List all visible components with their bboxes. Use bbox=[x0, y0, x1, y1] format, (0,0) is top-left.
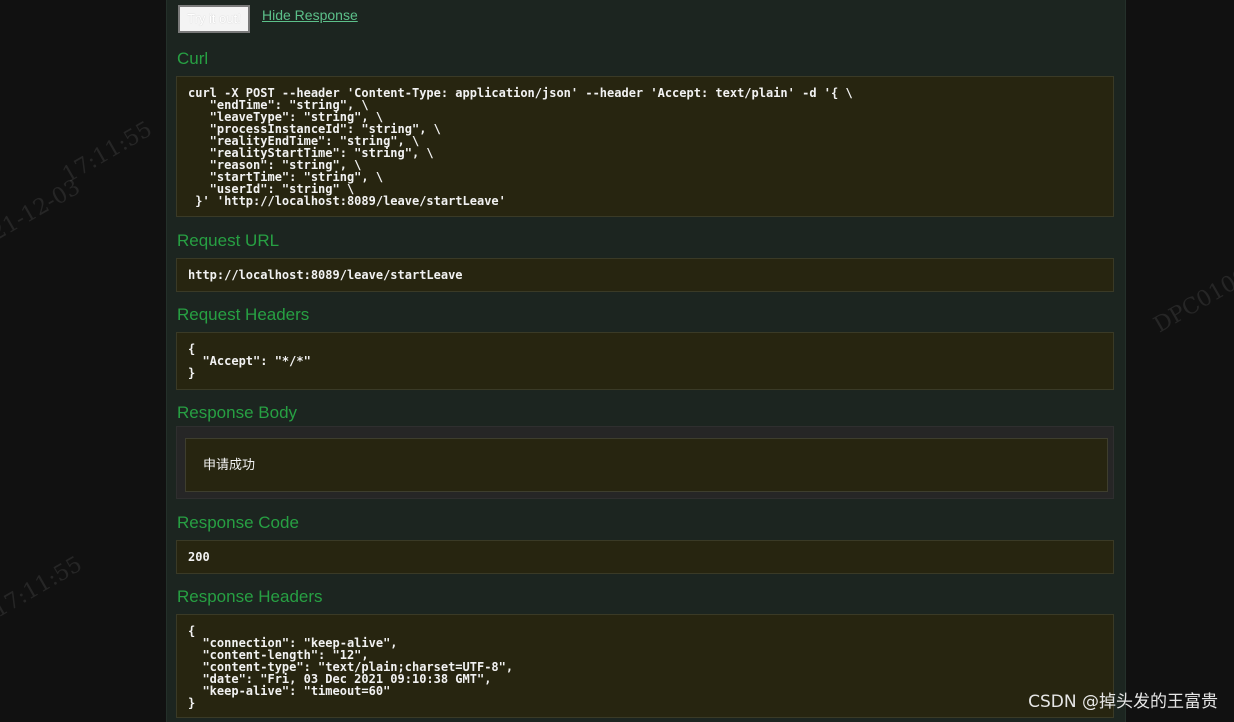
page: 2021-12-03 17:11:55 17:11:55 2021-12-03 … bbox=[0, 0, 1234, 722]
response-headers-title: Response Headers bbox=[177, 587, 323, 606]
request-url-title: Request URL bbox=[177, 231, 280, 250]
curl-block: curl -X POST --header 'Content-Type: app… bbox=[176, 76, 1114, 217]
response-headers-block: { "connection": "keep-alive", "content-l… bbox=[176, 614, 1114, 718]
request-url-block: http://localhost:8089/leave/startLeave bbox=[176, 258, 1114, 292]
watermark-time: 17:11:55 bbox=[0, 551, 87, 624]
curl-code: curl -X POST --header 'Content-Type: app… bbox=[188, 86, 853, 208]
response-code-title: Response Code bbox=[177, 513, 299, 532]
request-url-value: http://localhost:8089/leave/startLeave bbox=[188, 268, 463, 282]
request-headers-title: Request Headers bbox=[177, 305, 310, 324]
curl-title: Curl bbox=[177, 49, 209, 68]
csdn-credit-watermark: CSDN @掉头发的王富贵 bbox=[1028, 692, 1218, 712]
response-body-container: 申请成功 bbox=[176, 426, 1114, 499]
operation-response-panel: Try it out! Hide Response Curl curl -X P… bbox=[166, 0, 1126, 722]
request-headers-block: { "Accept": "*/*" } bbox=[176, 332, 1114, 390]
watermark-date: 2021-12-03 bbox=[0, 174, 85, 261]
response-code-value: 200 bbox=[188, 550, 210, 564]
request-headers-code: { "Accept": "*/*" } bbox=[188, 342, 311, 380]
response-headers-code: { "connection": "keep-alive", "content-l… bbox=[188, 624, 514, 710]
watermark-time: 17:11:55 bbox=[58, 116, 157, 189]
response-code-block: 200 bbox=[176, 540, 1114, 574]
try-it-out-button[interactable]: Try it out! bbox=[178, 5, 250, 33]
watermark-user: DPC01094 bbox=[1149, 256, 1234, 339]
response-body-value: 申请成功 bbox=[185, 438, 1108, 492]
hide-response-link[interactable]: Hide Response bbox=[262, 7, 358, 23]
response-body-title: Response Body bbox=[177, 403, 298, 422]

## Objective
Could you give these lines again with "localhost" replaced by "127.0.0.1" wherever it appears, everything else unchanged and the picture left out?

## The completed task
List all visible components with their bboxes. Use bbox=[x0, y0, x1, y1] format, (0,0) is top-left.
page: 2021-12-03 17:11:55 17:11:55 2021-12-03 … bbox=[0, 0, 1234, 722]
response-headers-title: Response Headers bbox=[177, 587, 323, 606]
request-url-title: Request URL bbox=[177, 231, 280, 250]
curl-block: curl -X POST --header 'Content-Type: app… bbox=[176, 76, 1114, 217]
response-headers-block: { "connection": "keep-alive", "content-l… bbox=[176, 614, 1114, 718]
request-url-block: http://127.0.0.1:8089/leave/startLeave bbox=[176, 258, 1114, 292]
watermark-time: 17:11:55 bbox=[0, 551, 87, 624]
curl-code: curl -X POST --header 'Content-Type: app… bbox=[188, 86, 853, 208]
response-code-title: Response Code bbox=[177, 513, 299, 532]
request-url-value: http://127.0.0.1:8089/leave/startLeave bbox=[188, 268, 463, 282]
request-headers-title: Request Headers bbox=[177, 305, 310, 324]
curl-title: Curl bbox=[177, 49, 209, 68]
csdn-credit-watermark: CSDN @掉头发的王富贵 bbox=[1028, 692, 1218, 712]
response-body-container: 申请成功 bbox=[176, 426, 1114, 499]
operation-response-panel: Try it out! Hide Response Curl curl -X P… bbox=[166, 0, 1126, 722]
request-headers-block: { "Accept": "*/*" } bbox=[176, 332, 1114, 390]
watermark-date: 2021-12-03 bbox=[0, 174, 85, 261]
response-code-value: 200 bbox=[188, 550, 210, 564]
request-headers-code: { "Accept": "*/*" } bbox=[188, 342, 311, 380]
response-headers-code: { "connection": "keep-alive", "content-l… bbox=[188, 624, 514, 710]
watermark-time: 17:11:55 bbox=[58, 116, 157, 189]
response-code-block: 200 bbox=[176, 540, 1114, 574]
try-it-out-button[interactable]: Try it out! bbox=[178, 5, 250, 33]
watermark-user: DPC01094 bbox=[1149, 256, 1234, 339]
response-body-value: 申请成功 bbox=[185, 438, 1108, 492]
hide-response-link[interactable]: Hide Response bbox=[262, 7, 358, 23]
response-body-title: Response Body bbox=[177, 403, 298, 422]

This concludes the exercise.